:: TASK OBJECTIVE ::
Reproduce the entries below in full, word for word.

:: EXERCISE INPUTS ::

>>>

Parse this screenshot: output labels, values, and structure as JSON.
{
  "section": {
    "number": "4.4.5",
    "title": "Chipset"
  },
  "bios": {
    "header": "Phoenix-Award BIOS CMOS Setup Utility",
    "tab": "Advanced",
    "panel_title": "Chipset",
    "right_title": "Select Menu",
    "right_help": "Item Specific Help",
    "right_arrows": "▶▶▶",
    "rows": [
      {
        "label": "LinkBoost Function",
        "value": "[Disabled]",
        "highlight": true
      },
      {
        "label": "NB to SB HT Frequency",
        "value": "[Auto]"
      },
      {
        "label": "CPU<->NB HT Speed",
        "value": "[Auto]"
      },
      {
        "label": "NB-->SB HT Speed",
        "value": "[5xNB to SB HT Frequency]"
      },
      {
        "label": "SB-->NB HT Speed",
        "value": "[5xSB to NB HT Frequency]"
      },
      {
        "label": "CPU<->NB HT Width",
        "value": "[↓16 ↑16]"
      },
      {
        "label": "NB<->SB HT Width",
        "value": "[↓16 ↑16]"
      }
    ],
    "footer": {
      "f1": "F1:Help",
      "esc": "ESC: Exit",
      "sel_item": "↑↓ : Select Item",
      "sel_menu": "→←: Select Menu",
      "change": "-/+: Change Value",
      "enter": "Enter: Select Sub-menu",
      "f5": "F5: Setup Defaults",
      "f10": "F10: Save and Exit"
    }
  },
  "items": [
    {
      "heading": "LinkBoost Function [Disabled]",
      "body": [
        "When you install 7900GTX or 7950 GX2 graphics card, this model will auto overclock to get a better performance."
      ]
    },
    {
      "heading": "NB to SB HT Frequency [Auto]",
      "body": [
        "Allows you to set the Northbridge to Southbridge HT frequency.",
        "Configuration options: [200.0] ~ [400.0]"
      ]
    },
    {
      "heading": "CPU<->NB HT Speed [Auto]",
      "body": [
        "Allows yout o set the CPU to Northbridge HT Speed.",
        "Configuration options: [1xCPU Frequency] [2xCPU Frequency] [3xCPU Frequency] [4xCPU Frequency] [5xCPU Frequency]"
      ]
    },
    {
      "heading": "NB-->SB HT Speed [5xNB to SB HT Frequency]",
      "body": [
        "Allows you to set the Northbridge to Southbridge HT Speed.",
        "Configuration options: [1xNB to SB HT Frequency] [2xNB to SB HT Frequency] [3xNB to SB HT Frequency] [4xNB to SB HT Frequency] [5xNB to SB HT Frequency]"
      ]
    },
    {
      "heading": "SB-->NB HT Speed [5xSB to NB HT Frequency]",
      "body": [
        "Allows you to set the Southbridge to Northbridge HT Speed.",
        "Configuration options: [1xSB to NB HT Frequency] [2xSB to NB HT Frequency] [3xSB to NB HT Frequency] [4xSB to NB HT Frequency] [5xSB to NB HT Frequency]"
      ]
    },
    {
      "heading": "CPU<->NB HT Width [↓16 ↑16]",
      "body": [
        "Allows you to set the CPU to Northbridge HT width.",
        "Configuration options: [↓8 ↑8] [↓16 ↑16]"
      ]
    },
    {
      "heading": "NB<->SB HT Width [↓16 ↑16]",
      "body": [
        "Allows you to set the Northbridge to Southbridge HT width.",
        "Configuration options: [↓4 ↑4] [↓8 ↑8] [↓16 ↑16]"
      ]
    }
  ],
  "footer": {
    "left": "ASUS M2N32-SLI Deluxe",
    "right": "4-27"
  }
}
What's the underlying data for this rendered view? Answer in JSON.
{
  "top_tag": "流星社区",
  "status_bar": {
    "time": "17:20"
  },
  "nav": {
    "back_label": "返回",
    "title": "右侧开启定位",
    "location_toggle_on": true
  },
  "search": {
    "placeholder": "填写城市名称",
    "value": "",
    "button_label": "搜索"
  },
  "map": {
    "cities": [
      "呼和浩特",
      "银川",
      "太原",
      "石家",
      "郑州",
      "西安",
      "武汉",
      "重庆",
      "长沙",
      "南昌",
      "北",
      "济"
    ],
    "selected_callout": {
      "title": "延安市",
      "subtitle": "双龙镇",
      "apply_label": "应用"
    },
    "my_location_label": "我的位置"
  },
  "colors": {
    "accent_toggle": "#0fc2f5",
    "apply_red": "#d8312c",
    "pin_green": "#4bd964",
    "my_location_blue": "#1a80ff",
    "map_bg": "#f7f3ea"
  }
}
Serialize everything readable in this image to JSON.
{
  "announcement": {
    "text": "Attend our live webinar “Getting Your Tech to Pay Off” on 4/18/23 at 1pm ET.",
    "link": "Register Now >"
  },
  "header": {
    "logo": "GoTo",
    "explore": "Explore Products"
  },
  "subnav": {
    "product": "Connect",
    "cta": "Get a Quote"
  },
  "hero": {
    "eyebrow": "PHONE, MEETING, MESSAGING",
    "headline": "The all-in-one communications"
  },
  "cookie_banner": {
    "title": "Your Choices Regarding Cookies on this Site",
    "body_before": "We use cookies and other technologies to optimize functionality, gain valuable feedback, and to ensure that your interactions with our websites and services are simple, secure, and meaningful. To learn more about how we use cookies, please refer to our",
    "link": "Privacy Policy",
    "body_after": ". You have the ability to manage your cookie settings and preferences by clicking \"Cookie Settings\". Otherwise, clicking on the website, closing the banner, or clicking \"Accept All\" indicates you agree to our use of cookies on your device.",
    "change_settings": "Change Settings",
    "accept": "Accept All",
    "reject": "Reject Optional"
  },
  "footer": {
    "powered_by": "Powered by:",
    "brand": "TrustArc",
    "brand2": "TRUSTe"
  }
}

<<<

:: TASK RESULT ::
Parse this screenshot: output labels, values, and structure as JSON.
{
  "section": {
    "number": "4.4.5",
    "title": "Chipset"
  },
  "bios": {
    "header": "Phoenix-Award BIOS CMOS Setup Utility",
    "tab": "Advanced",
    "panel_title": "Chipset",
    "right_title": "Select Menu",
    "right_help": "Item Specific Help",
    "right_arrows": "▶▶▶",
    "rows": [
      {
        "label": "LinkBoost Function",
        "value": "[Disabled]",
        "highlight": true
      },
      {
        "label": "NB to SB HT Frequency",
        "value": "[Auto]"
      },
      {
        "label": "CPU<->NB HT Speed",
        "value": "[Auto]"
      },
      {
        "label": "NB-->SB HT Speed",
        "value": "[5xNB to SB HT Frequency]"
      },
      {
        "label": "SB-->NB HT Speed",
        "value": "[5xSB to NB HT Frequency]"
      },
      {
        "label": "CPU<->NB HT Width",
        "value": "[↓16 ↑16]"
      },
      {
        "label": "NB<->SB HT Width",
        "value": "[↓16 ↑16]"
      }
    ],
    "footer": {
      "f1": "F1:Help",
      "esc": "ESC: Exit",
      "sel_item": "↑↓ : Select Item",
      "sel_menu": "→←: Select Menu",
      "change": "-/+: Change Value",
      "enter": "Enter: Select Sub-menu",
      "f5": "F5: Setup Defaults",
      "f10": "F10: Save and Exit"
    }
  },
  "items": [
    {
      "heading": "LinkBoost Function [Disabled]",
      "body": [
        "When you install 7900GTX or 7950 GX2 graphics card, this model will auto overclock to get a better performance."
      ]
    },
    {
      "heading": "NB to SB HT Frequency [Auto]",
      "body": [
        "Allows you to set the Northbridge to Southbridge HT frequency.",
        "Configuration options: [200.0] ~ [400.0]"
      ]
    },
    {
      "heading": "CPU<->NB HT Speed [Auto]",
      "body": [
        "Allows yout o set the CPU to Northbridge HT Speed.",
        "Configuration options: [1xCPU Frequency] [2xCPU Frequency] [3xCPU Frequency] [4xCPU Frequency] [5xCPU Frequency]"
      ]
    },
    {
      "heading": "NB-->SB HT Speed [5xNB to SB HT Frequency]",
      "body": [
        "Allows you to set the Northbridge to Southbridge HT Speed.",
        "Configuration options: [1xNB to SB HT Frequency] [2xNB to SB HT Frequency] [3xNB to SB HT Frequency] [4xNB to SB HT Frequency] [5xNB to SB HT Frequency]"
      ]
    },
    {
      "heading": "SB-->NB HT Speed [5xSB to NB HT Frequency]",
      "body": [
        "Allows you to set the Southbridge to Northbridge HT Speed.",
        "Configuration options: [1xSB to NB HT Frequency] [2xSB to NB HT Frequency] [3xSB to NB HT Frequency] [4xSB to NB HT Frequency] [5xSB to NB HT Frequency]"
      ]
    },
    {
      "heading": "CPU<->NB HT Width [↓16 ↑16]",
      "body": [
        "Allows you to set the CPU to Northbridge HT width.",
        "Configuration options: [↓8 ↑8] [↓16 ↑16]"
      ]
    },
    {
      "heading": "NB<->SB HT Width [↓16 ↑16]",
      "body": [
        "Allows you to set the Northbridge to Southbridge HT width.",
        "Configuration options: [↓4 ↑4] [↓8 ↑8] [↓16 ↑16]"
      ]
    }
  ],
  "footer": {
    "left": "ASUS M2N32-SLI Deluxe",
    "right": "4-27"
  }
}
What's the underlying data for this rendered view? Answer in JSON.
{
  "top_tag": "流星社区",
  "status_bar": {
    "time": "17:20"
  },
  "nav": {
    "back_label": "返回",
    "title": "右侧开启定位",
    "location_toggle_on": true
  },
  "search": {
    "placeholder": "填写城市名称",
    "value": "",
    "button_label": "搜索"
  },
  "map": {
    "cities": [
      "呼和浩特",
      "银川",
      "太原",
      "石家",
      "郑州",
      "西安",
      "武汉",
      "重庆",
      "长沙",
      "南昌",
      "北",
      "济"
    ],
    "selected_callout": {
      "title": "延安市",
      "subtitle": "双龙镇",
      "apply_label": "应用"
    },
    "my_location_label": "我的位置"
  },
  "colors": {
    "accent_toggle": "#0fc2f5",
    "apply_red": "#d8312c",
    "pin_green": "#4bd964",
    "my_location_blue": "#1a80ff",
    "map_bg": "#f7f3ea"
  }
}
Serialize everything readable in this image to JSON.
{
  "announcement": {
    "text": "Attend our live webinar “Getting Your Tech to Pay Off” on 4/18/23 at 1pm ET.",
    "link": "Register Now >"
  },
  "header": {
    "logo": "GoTo",
    "explore": "Explore Products"
  },
  "subnav": {
    "product": "Connect",
    "cta": "Get a Quote"
  },
  "hero": {
    "eyebrow": "PHONE, MEETING, MESSAGING",
    "headline": "The all-in-one communications"
  },
  "cookie_banner": {
    "title": "Your Choices Regarding Cookies on this Site",
    "body_before": "We use cookies and other technologies to optimize functionality, gain valuable feedback, and to ensure that your interactions with our websites and services are simple, secure, and meaningful. To learn more about how we use cookies, please refer to our",
    "link": "Privacy Policy",
    "body_after": ". You have the ability to manage your cookie settings and preferences by clicking \"Cookie Settings\". Otherwise, clicking on the website, closing the banner, or clicking \"Accept All\" indicates you agree to our use of cookies on your device.",
    "change_settings": "Change Settings",
    "accept": "Accept All",
    "reject": "Reject Optional"
  },
  "footer": {
    "powered_by": "Powered by:",
    "brand": "TrustArc",
    "brand2": "TRUSTe"
  }
}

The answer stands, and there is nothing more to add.